» Work required
Seek out every line containing the word "label", and copy each.

» Data excerpts
- - - - - - -

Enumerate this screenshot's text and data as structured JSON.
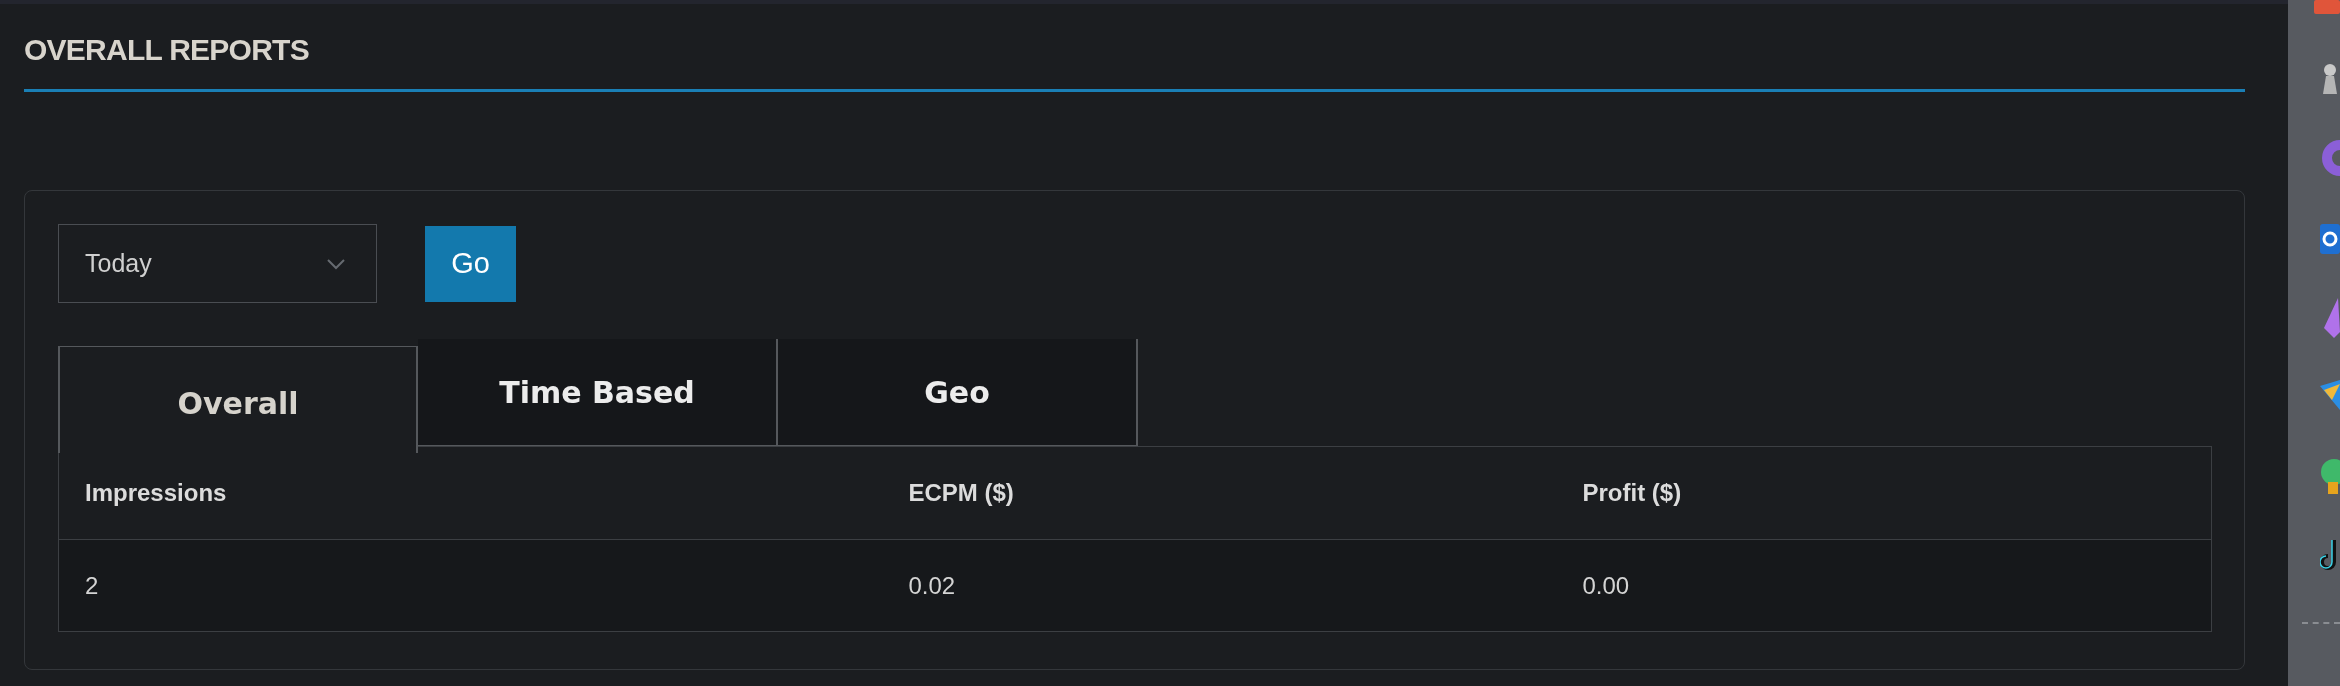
{
  "page_title": "OVERALL REPORTS",
  "filter": {
    "period": "Today",
    "go_button": "Go"
  },
  "tabs": [
    {
      "label": "Overall",
      "selected": true
    },
    {
      "label": "Time Based",
      "selected": false
    },
    {
      "label": "Geo",
      "selected": false
    }
  ],
  "table": {
    "columns": [
      "Impressions",
      "ECPM ($)",
      "Profit ($)"
    ],
    "rows": [
      [
        "2",
        "0.02",
        "0.00"
      ]
    ]
  }
}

- - - - - - -

» Finished answer
      "label": "Overall",
      "label": "Time Based",
      "label": "Geo",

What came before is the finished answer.